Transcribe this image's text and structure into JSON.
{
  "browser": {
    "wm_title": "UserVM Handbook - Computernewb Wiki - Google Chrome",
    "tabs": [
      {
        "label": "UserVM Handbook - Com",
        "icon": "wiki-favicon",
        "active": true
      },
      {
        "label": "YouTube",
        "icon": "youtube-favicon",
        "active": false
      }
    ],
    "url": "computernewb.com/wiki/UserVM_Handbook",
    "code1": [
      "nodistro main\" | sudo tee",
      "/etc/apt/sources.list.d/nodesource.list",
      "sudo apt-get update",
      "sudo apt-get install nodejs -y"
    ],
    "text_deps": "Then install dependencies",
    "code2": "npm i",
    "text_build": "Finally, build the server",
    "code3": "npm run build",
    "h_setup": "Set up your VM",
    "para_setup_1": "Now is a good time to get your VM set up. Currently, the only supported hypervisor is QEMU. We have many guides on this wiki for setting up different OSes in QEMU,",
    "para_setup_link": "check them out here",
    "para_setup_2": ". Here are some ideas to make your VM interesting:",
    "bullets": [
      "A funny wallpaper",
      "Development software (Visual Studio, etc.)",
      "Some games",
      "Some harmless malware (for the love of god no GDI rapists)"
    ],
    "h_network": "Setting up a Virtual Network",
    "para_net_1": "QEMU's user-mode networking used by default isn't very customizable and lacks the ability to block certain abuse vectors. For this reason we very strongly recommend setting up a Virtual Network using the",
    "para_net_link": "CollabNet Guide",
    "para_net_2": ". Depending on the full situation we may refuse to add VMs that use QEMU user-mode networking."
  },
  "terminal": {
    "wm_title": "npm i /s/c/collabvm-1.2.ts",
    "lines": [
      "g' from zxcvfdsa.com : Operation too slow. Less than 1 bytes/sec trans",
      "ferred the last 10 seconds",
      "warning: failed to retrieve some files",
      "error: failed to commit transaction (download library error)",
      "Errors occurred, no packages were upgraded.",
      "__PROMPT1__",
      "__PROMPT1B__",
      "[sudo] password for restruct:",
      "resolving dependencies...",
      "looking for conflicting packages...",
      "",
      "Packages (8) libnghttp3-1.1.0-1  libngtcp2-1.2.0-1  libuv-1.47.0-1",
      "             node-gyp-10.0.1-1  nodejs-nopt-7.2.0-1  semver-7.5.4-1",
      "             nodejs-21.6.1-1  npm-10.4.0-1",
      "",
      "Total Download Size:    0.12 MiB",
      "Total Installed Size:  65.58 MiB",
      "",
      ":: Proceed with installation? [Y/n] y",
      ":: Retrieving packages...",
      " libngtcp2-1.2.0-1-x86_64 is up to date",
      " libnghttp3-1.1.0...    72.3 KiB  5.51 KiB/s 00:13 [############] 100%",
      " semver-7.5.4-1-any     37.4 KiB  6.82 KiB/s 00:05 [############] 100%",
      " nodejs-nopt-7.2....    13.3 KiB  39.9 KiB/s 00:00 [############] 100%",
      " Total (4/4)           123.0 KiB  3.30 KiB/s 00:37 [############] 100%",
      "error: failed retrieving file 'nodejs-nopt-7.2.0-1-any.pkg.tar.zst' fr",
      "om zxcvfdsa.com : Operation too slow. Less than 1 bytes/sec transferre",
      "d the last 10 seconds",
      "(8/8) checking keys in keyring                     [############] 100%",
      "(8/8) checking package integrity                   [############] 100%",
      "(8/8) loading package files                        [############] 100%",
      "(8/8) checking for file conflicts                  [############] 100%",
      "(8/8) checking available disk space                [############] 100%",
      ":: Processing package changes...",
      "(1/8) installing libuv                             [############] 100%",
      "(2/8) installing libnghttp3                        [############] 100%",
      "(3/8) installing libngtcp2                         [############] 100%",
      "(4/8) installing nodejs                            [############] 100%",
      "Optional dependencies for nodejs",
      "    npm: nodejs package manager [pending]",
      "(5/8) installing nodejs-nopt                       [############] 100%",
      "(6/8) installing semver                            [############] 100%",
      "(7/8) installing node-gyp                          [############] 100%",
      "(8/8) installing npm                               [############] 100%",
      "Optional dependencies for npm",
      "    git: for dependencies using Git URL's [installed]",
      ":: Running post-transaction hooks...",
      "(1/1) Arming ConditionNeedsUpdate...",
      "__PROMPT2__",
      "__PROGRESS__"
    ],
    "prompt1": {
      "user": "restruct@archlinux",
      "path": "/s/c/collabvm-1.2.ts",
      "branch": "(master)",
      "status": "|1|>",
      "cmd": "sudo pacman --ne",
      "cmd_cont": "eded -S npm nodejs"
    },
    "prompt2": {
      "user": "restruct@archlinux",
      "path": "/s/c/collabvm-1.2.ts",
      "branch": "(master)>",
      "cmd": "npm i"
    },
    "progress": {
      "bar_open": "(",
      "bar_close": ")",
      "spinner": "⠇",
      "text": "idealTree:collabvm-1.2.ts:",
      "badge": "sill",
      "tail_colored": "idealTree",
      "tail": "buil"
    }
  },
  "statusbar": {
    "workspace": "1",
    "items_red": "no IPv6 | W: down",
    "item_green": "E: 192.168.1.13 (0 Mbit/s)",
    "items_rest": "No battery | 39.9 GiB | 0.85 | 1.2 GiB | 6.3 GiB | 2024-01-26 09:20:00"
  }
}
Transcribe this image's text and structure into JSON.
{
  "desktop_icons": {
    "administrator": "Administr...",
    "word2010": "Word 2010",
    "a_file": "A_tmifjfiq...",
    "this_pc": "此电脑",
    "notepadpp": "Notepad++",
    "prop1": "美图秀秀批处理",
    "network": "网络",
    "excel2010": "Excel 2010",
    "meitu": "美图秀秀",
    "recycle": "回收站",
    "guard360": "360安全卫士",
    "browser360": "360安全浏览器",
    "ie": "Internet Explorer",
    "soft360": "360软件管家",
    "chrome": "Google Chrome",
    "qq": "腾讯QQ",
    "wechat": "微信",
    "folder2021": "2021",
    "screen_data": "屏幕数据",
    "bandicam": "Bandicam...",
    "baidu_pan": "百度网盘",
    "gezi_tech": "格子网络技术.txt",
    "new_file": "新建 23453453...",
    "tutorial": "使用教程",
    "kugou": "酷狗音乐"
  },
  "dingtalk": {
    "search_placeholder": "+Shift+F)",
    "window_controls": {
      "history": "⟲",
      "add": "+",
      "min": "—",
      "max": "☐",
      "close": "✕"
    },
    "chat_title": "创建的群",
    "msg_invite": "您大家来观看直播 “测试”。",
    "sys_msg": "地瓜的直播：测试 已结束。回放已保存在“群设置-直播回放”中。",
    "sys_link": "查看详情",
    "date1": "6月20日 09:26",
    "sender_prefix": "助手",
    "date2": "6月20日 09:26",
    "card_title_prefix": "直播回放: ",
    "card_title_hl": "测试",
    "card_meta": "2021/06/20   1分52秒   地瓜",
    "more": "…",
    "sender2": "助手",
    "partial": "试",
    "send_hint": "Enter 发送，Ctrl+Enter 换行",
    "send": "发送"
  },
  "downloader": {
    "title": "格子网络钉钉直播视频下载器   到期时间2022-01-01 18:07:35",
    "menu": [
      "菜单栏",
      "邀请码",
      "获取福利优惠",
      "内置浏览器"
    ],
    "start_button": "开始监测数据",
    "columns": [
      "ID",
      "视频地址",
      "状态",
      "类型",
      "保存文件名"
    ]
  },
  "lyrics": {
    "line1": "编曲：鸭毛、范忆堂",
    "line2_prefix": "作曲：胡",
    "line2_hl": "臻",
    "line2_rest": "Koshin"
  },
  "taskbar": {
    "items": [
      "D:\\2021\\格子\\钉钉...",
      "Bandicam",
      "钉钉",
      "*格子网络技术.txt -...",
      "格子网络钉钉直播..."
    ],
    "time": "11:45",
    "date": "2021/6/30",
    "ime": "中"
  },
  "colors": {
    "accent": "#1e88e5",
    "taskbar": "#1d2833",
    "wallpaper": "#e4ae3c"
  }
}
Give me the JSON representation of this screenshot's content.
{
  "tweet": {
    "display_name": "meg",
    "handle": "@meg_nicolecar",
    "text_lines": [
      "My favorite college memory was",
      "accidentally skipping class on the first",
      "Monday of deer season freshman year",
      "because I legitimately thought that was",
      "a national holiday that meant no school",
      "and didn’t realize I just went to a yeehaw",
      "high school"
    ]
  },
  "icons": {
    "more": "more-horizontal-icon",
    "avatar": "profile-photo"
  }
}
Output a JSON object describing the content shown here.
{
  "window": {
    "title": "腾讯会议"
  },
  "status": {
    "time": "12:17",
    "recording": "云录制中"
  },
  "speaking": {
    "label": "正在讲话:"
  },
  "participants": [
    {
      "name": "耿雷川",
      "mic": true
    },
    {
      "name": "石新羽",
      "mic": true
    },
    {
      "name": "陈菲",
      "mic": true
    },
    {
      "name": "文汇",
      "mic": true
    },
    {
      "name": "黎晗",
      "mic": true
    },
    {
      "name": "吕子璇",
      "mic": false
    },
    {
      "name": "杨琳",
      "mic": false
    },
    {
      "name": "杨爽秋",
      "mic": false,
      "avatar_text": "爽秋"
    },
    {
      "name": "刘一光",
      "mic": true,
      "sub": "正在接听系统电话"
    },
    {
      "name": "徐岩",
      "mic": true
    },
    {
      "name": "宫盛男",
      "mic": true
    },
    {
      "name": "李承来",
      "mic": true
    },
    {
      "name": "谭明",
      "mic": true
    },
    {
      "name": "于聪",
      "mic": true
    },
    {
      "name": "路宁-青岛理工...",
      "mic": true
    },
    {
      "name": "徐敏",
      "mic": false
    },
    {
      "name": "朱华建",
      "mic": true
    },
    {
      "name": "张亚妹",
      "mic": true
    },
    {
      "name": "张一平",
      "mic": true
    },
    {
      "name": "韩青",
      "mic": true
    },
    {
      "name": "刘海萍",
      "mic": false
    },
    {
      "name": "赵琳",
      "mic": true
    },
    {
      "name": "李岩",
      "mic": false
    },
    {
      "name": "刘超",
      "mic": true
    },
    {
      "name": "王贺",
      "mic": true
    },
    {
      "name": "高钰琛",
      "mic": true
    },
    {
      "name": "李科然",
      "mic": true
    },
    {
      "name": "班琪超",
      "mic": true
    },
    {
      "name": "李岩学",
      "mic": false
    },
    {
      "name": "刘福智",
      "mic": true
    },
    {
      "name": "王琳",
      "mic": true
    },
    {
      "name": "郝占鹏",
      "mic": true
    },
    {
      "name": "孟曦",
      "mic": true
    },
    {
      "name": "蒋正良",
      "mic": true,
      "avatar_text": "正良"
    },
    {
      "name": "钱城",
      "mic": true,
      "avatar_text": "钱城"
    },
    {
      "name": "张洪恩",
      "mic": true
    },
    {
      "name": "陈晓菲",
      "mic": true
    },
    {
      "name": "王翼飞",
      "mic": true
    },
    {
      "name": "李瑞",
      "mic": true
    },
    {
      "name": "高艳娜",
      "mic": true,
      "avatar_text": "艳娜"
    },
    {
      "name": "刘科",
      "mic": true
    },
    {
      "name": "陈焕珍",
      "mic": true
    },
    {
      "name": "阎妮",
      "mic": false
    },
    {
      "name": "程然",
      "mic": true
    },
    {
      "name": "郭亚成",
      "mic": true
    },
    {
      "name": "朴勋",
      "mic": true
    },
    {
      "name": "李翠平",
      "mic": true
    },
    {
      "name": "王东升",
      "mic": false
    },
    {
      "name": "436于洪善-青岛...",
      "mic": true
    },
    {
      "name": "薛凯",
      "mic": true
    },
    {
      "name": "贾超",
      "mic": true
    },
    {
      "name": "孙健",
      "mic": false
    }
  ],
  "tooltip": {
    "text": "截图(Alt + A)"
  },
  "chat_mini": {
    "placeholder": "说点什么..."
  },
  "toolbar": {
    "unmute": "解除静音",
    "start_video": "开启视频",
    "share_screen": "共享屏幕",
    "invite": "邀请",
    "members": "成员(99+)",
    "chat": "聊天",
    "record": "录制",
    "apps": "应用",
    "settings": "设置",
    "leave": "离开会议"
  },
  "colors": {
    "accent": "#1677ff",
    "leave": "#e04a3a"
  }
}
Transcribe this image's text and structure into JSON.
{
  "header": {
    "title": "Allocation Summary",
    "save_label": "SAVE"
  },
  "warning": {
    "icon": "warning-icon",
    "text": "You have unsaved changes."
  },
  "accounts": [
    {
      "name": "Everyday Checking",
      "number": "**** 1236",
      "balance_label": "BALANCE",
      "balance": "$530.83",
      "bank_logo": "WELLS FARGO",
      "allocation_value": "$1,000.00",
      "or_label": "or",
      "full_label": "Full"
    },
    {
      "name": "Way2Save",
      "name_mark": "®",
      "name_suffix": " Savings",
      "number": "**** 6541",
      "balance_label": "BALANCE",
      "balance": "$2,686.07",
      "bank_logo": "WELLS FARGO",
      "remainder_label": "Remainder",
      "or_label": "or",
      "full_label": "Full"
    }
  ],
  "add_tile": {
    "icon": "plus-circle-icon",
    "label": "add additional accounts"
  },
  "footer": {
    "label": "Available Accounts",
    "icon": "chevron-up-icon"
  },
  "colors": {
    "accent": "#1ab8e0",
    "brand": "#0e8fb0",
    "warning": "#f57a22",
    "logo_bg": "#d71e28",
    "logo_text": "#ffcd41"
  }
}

____

TO BE DONE: From the entries, copy out each line containing the word "nopt".

EXERCISE RESULT:
      "             node-gyp-10.0.1-1  nodejs-nopt-7.2.0-1  semver-7.5.4-1",
      " nodejs-nopt-7.2....    13.3 KiB  39.9 KiB/s 00:00 [############] 100%",
      "error: failed retrieving file 'nodejs-nopt-7.2.0-1-any.pkg.tar.zst' fr",
      "(5/8) installing nodejs-nopt                       [############] 100%",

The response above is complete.